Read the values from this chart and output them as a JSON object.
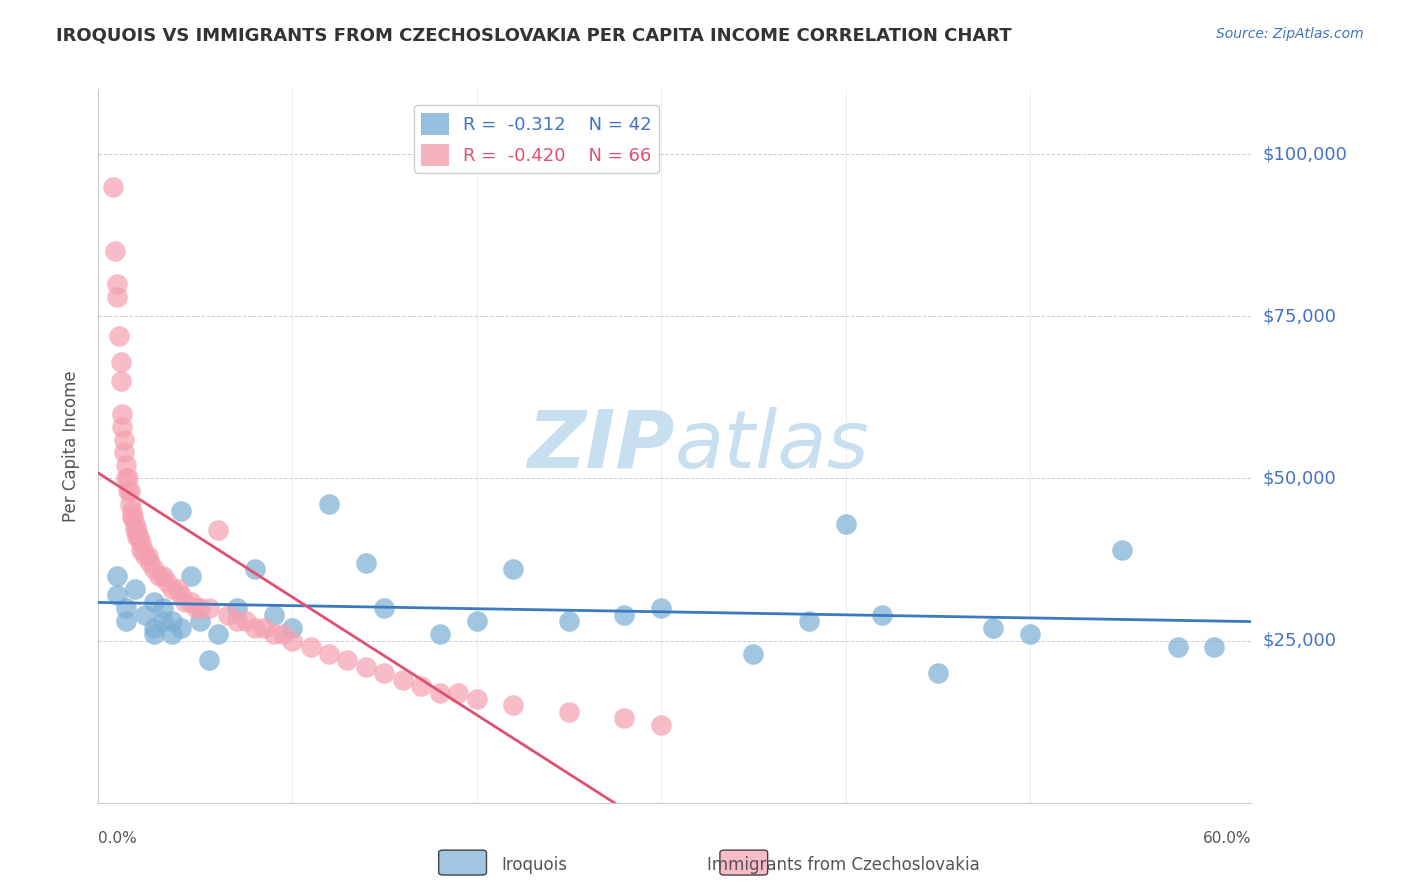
{
  "title": "IROQUOIS VS IMMIGRANTS FROM CZECHOSLOVAKIA PER CAPITA INCOME CORRELATION CHART",
  "source": "Source: ZipAtlas.com",
  "ylabel": "Per Capita Income",
  "yticks": [
    0,
    25000,
    50000,
    75000,
    100000
  ],
  "ytick_labels": [
    "",
    "$25,000",
    "$50,000",
    "$75,000",
    "$100,000"
  ],
  "ylim": [
    0,
    110000
  ],
  "xlim": [
    -0.005,
    0.62
  ],
  "legend_blue_r": "-0.312",
  "legend_blue_n": "42",
  "legend_pink_r": "-0.420",
  "legend_pink_n": "66",
  "blue_color": "#7bafd4",
  "pink_color": "#f4a0b0",
  "blue_line_color": "#3a7bbf",
  "pink_line_color": "#e05070",
  "watermark_zip": "ZIP",
  "watermark_atlas": "atlas",
  "watermark_color": "#c8dff0",
  "blue_x": [
    0.005,
    0.005,
    0.01,
    0.01,
    0.015,
    0.02,
    0.025,
    0.025,
    0.025,
    0.03,
    0.03,
    0.035,
    0.035,
    0.04,
    0.04,
    0.045,
    0.05,
    0.055,
    0.06,
    0.07,
    0.08,
    0.09,
    0.1,
    0.12,
    0.14,
    0.15,
    0.18,
    0.2,
    0.22,
    0.25,
    0.28,
    0.3,
    0.35,
    0.38,
    0.4,
    0.42,
    0.45,
    0.48,
    0.5,
    0.55,
    0.58,
    0.6
  ],
  "blue_y": [
    35000,
    32000,
    30000,
    28000,
    33000,
    29000,
    31000,
    27000,
    26000,
    28000,
    30000,
    28000,
    26000,
    45000,
    27000,
    35000,
    28000,
    22000,
    26000,
    30000,
    36000,
    29000,
    27000,
    46000,
    37000,
    30000,
    26000,
    28000,
    36000,
    28000,
    29000,
    30000,
    23000,
    28000,
    43000,
    29000,
    20000,
    27000,
    26000,
    39000,
    24000,
    24000
  ],
  "pink_x": [
    0.003,
    0.004,
    0.005,
    0.005,
    0.006,
    0.007,
    0.007,
    0.008,
    0.008,
    0.009,
    0.009,
    0.01,
    0.01,
    0.011,
    0.011,
    0.012,
    0.012,
    0.013,
    0.013,
    0.014,
    0.015,
    0.015,
    0.016,
    0.016,
    0.017,
    0.018,
    0.018,
    0.019,
    0.02,
    0.022,
    0.023,
    0.025,
    0.028,
    0.03,
    0.032,
    0.035,
    0.038,
    0.04,
    0.042,
    0.045,
    0.048,
    0.05,
    0.055,
    0.06,
    0.065,
    0.07,
    0.075,
    0.08,
    0.085,
    0.09,
    0.095,
    0.1,
    0.11,
    0.12,
    0.13,
    0.14,
    0.15,
    0.16,
    0.17,
    0.18,
    0.19,
    0.2,
    0.22,
    0.25,
    0.28,
    0.3
  ],
  "pink_y": [
    95000,
    85000,
    80000,
    78000,
    72000,
    68000,
    65000,
    60000,
    58000,
    56000,
    54000,
    52000,
    50000,
    50000,
    48000,
    48000,
    46000,
    45000,
    44000,
    44000,
    43000,
    42000,
    42000,
    41000,
    41000,
    40000,
    39000,
    39000,
    38000,
    38000,
    37000,
    36000,
    35000,
    35000,
    34000,
    33000,
    33000,
    32000,
    31000,
    31000,
    30000,
    30000,
    30000,
    42000,
    29000,
    28000,
    28000,
    27000,
    27000,
    26000,
    26000,
    25000,
    24000,
    23000,
    22000,
    21000,
    20000,
    19000,
    18000,
    17000,
    17000,
    16000,
    15000,
    14000,
    13000,
    12000
  ]
}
****
Aim of the task — Copy the data character for character, but drop all pictures from the copy.

In response —
Read the values from this chart and output them as a JSON object.
{
  "title": "IROQUOIS VS IMMIGRANTS FROM CZECHOSLOVAKIA PER CAPITA INCOME CORRELATION CHART",
  "source": "Source: ZipAtlas.com",
  "ylabel": "Per Capita Income",
  "yticks": [
    0,
    25000,
    50000,
    75000,
    100000
  ],
  "ytick_labels": [
    "",
    "$25,000",
    "$50,000",
    "$75,000",
    "$100,000"
  ],
  "ylim": [
    0,
    110000
  ],
  "xlim": [
    -0.005,
    0.62
  ],
  "legend_blue_r": "-0.312",
  "legend_blue_n": "42",
  "legend_pink_r": "-0.420",
  "legend_pink_n": "66",
  "blue_color": "#7bafd4",
  "pink_color": "#f4a0b0",
  "blue_line_color": "#3a7bbf",
  "pink_line_color": "#e05070",
  "watermark_zip": "ZIP",
  "watermark_atlas": "atlas",
  "watermark_color": "#c8dff0",
  "blue_x": [
    0.005,
    0.005,
    0.01,
    0.01,
    0.015,
    0.02,
    0.025,
    0.025,
    0.025,
    0.03,
    0.03,
    0.035,
    0.035,
    0.04,
    0.04,
    0.045,
    0.05,
    0.055,
    0.06,
    0.07,
    0.08,
    0.09,
    0.1,
    0.12,
    0.14,
    0.15,
    0.18,
    0.2,
    0.22,
    0.25,
    0.28,
    0.3,
    0.35,
    0.38,
    0.4,
    0.42,
    0.45,
    0.48,
    0.5,
    0.55,
    0.58,
    0.6
  ],
  "blue_y": [
    35000,
    32000,
    30000,
    28000,
    33000,
    29000,
    31000,
    27000,
    26000,
    28000,
    30000,
    28000,
    26000,
    45000,
    27000,
    35000,
    28000,
    22000,
    26000,
    30000,
    36000,
    29000,
    27000,
    46000,
    37000,
    30000,
    26000,
    28000,
    36000,
    28000,
    29000,
    30000,
    23000,
    28000,
    43000,
    29000,
    20000,
    27000,
    26000,
    39000,
    24000,
    24000
  ],
  "pink_x": [
    0.003,
    0.004,
    0.005,
    0.005,
    0.006,
    0.007,
    0.007,
    0.008,
    0.008,
    0.009,
    0.009,
    0.01,
    0.01,
    0.011,
    0.011,
    0.012,
    0.012,
    0.013,
    0.013,
    0.014,
    0.015,
    0.015,
    0.016,
    0.016,
    0.017,
    0.018,
    0.018,
    0.019,
    0.02,
    0.022,
    0.023,
    0.025,
    0.028,
    0.03,
    0.032,
    0.035,
    0.038,
    0.04,
    0.042,
    0.045,
    0.048,
    0.05,
    0.055,
    0.06,
    0.065,
    0.07,
    0.075,
    0.08,
    0.085,
    0.09,
    0.095,
    0.1,
    0.11,
    0.12,
    0.13,
    0.14,
    0.15,
    0.16,
    0.17,
    0.18,
    0.19,
    0.2,
    0.22,
    0.25,
    0.28,
    0.3
  ],
  "pink_y": [
    95000,
    85000,
    80000,
    78000,
    72000,
    68000,
    65000,
    60000,
    58000,
    56000,
    54000,
    52000,
    50000,
    50000,
    48000,
    48000,
    46000,
    45000,
    44000,
    44000,
    43000,
    42000,
    42000,
    41000,
    41000,
    40000,
    39000,
    39000,
    38000,
    38000,
    37000,
    36000,
    35000,
    35000,
    34000,
    33000,
    33000,
    32000,
    31000,
    31000,
    30000,
    30000,
    30000,
    42000,
    29000,
    28000,
    28000,
    27000,
    27000,
    26000,
    26000,
    25000,
    24000,
    23000,
    22000,
    21000,
    20000,
    19000,
    18000,
    17000,
    17000,
    16000,
    15000,
    14000,
    13000,
    12000
  ]
}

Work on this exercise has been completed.